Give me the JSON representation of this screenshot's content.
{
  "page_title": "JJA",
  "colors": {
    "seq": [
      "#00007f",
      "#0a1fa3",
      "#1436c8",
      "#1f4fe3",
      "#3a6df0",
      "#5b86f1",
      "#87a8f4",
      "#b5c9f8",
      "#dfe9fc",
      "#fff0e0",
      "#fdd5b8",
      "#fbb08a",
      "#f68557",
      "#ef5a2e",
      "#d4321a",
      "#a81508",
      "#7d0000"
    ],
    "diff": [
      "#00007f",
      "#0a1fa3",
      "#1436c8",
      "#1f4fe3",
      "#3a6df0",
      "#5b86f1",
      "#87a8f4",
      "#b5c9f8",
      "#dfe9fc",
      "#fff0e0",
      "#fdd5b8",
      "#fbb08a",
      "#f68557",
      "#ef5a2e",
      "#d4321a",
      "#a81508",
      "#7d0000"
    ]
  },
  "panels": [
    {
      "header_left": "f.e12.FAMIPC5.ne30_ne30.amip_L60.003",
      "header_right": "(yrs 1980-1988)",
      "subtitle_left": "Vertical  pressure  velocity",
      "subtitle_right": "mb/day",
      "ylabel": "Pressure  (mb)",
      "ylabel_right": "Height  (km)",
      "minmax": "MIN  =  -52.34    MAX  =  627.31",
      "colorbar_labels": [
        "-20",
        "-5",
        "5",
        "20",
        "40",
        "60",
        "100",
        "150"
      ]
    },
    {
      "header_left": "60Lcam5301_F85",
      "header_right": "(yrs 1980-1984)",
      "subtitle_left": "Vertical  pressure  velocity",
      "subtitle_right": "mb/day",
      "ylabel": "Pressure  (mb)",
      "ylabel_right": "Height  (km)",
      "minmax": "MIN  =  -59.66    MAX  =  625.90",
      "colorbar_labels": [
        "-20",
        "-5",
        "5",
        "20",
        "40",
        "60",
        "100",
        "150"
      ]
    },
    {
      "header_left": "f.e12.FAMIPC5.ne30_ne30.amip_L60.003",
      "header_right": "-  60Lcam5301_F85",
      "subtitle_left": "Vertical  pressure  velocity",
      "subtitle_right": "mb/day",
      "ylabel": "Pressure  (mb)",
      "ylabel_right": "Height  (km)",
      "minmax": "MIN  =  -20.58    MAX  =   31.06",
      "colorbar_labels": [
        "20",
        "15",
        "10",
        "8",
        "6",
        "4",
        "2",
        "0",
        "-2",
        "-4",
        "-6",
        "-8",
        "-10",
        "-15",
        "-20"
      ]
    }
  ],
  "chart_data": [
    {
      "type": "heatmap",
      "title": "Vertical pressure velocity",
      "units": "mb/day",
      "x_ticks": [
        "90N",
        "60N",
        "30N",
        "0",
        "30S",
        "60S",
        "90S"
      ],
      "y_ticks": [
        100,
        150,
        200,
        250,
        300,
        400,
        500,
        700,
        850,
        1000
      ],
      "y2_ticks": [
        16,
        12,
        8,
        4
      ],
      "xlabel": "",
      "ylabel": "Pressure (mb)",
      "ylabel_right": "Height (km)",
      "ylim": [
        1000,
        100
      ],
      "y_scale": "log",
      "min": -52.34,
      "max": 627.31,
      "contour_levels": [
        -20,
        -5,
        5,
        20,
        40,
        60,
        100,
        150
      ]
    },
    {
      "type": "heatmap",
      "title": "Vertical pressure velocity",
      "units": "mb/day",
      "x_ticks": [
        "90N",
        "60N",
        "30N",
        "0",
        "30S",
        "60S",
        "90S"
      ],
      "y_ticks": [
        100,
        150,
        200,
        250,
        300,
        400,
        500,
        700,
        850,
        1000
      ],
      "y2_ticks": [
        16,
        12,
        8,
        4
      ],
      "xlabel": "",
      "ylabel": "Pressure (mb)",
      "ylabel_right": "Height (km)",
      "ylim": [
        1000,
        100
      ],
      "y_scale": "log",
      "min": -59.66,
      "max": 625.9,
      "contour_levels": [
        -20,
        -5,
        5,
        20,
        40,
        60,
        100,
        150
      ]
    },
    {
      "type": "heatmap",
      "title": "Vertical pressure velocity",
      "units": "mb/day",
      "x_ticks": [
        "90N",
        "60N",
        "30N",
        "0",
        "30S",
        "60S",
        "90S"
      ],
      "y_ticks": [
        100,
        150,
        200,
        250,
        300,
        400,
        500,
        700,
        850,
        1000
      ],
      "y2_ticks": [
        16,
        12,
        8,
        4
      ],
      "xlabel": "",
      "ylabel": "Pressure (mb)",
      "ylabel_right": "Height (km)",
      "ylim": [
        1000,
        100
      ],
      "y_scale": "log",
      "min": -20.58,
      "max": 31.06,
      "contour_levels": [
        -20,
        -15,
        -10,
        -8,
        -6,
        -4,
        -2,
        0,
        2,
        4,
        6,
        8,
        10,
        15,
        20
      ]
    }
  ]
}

**********

From the first line to the last, retype the data exactly.

Give me the JSON representation of this screenshot's content.
{
  "page_title": "JJA",
  "colors": {
    "seq": [
      "#00007f",
      "#0a1fa3",
      "#1436c8",
      "#1f4fe3",
      "#3a6df0",
      "#5b86f1",
      "#87a8f4",
      "#b5c9f8",
      "#dfe9fc",
      "#fff0e0",
      "#fdd5b8",
      "#fbb08a",
      "#f68557",
      "#ef5a2e",
      "#d4321a",
      "#a81508",
      "#7d0000"
    ],
    "diff": [
      "#00007f",
      "#0a1fa3",
      "#1436c8",
      "#1f4fe3",
      "#3a6df0",
      "#5b86f1",
      "#87a8f4",
      "#b5c9f8",
      "#dfe9fc",
      "#fff0e0",
      "#fdd5b8",
      "#fbb08a",
      "#f68557",
      "#ef5a2e",
      "#d4321a",
      "#a81508",
      "#7d0000"
    ]
  },
  "panels": [
    {
      "header_left": "f.e12.FAMIPC5.ne30_ne30.amip_L60.003",
      "header_right": "(yrs 1980-1988)",
      "subtitle_left": "Vertical  pressure  velocity",
      "subtitle_right": "mb/day",
      "ylabel": "Pressure  (mb)",
      "ylabel_right": "Height  (km)",
      "minmax": "MIN  =  -52.34    MAX  =  627.31",
      "colorbar_labels": [
        "-20",
        "-5",
        "5",
        "20",
        "40",
        "60",
        "100",
        "150"
      ]
    },
    {
      "header_left": "60Lcam5301_F85",
      "header_right": "(yrs 1980-1984)",
      "subtitle_left": "Vertical  pressure  velocity",
      "subtitle_right": "mb/day",
      "ylabel": "Pressure  (mb)",
      "ylabel_right": "Height  (km)",
      "minmax": "MIN  =  -59.66    MAX  =  625.90",
      "colorbar_labels": [
        "-20",
        "-5",
        "5",
        "20",
        "40",
        "60",
        "100",
        "150"
      ]
    },
    {
      "header_left": "f.e12.FAMIPC5.ne30_ne30.amip_L60.003",
      "header_right": "-  60Lcam5301_F85",
      "subtitle_left": "Vertical  pressure  velocity",
      "subtitle_right": "mb/day",
      "ylabel": "Pressure  (mb)",
      "ylabel_right": "Height  (km)",
      "minmax": "MIN  =  -20.58    MAX  =   31.06",
      "colorbar_labels": [
        "20",
        "15",
        "10",
        "8",
        "6",
        "4",
        "2",
        "0",
        "-2",
        "-4",
        "-6",
        "-8",
        "-10",
        "-15",
        "-20"
      ]
    }
  ],
  "chart_data": [
    {
      "type": "heatmap",
      "title": "Vertical pressure velocity",
      "units": "mb/day",
      "x_ticks": [
        "90N",
        "60N",
        "30N",
        "0",
        "30S",
        "60S",
        "90S"
      ],
      "y_ticks": [
        100,
        150,
        200,
        250,
        300,
        400,
        500,
        700,
        850,
        1000
      ],
      "y2_ticks": [
        16,
        12,
        8,
        4
      ],
      "xlabel": "",
      "ylabel": "Pressure (mb)",
      "ylabel_right": "Height (km)",
      "ylim": [
        1000,
        100
      ],
      "y_scale": "log",
      "min": -52.34,
      "max": 627.31,
      "contour_levels": [
        -20,
        -5,
        5,
        20,
        40,
        60,
        100,
        150
      ]
    },
    {
      "type": "heatmap",
      "title": "Vertical pressure velocity",
      "units": "mb/day",
      "x_ticks": [
        "90N",
        "60N",
        "30N",
        "0",
        "30S",
        "60S",
        "90S"
      ],
      "y_ticks": [
        100,
        150,
        200,
        250,
        300,
        400,
        500,
        700,
        850,
        1000
      ],
      "y2_ticks": [
        16,
        12,
        8,
        4
      ],
      "xlabel": "",
      "ylabel": "Pressure (mb)",
      "ylabel_right": "Height (km)",
      "ylim": [
        1000,
        100
      ],
      "y_scale": "log",
      "min": -59.66,
      "max": 625.9,
      "contour_levels": [
        -20,
        -5,
        5,
        20,
        40,
        60,
        100,
        150
      ]
    },
    {
      "type": "heatmap",
      "title": "Vertical pressure velocity",
      "units": "mb/day",
      "x_ticks": [
        "90N",
        "60N",
        "30N",
        "0",
        "30S",
        "60S",
        "90S"
      ],
      "y_ticks": [
        100,
        150,
        200,
        250,
        300,
        400,
        500,
        700,
        850,
        1000
      ],
      "y2_ticks": [
        16,
        12,
        8,
        4
      ],
      "xlabel": "",
      "ylabel": "Pressure (mb)",
      "ylabel_right": "Height (km)",
      "ylim": [
        1000,
        100
      ],
      "y_scale": "log",
      "min": -20.58,
      "max": 31.06,
      "contour_levels": [
        -20,
        -15,
        -10,
        -8,
        -6,
        -4,
        -2,
        0,
        2,
        4,
        6,
        8,
        10,
        15,
        20
      ]
    }
  ]
}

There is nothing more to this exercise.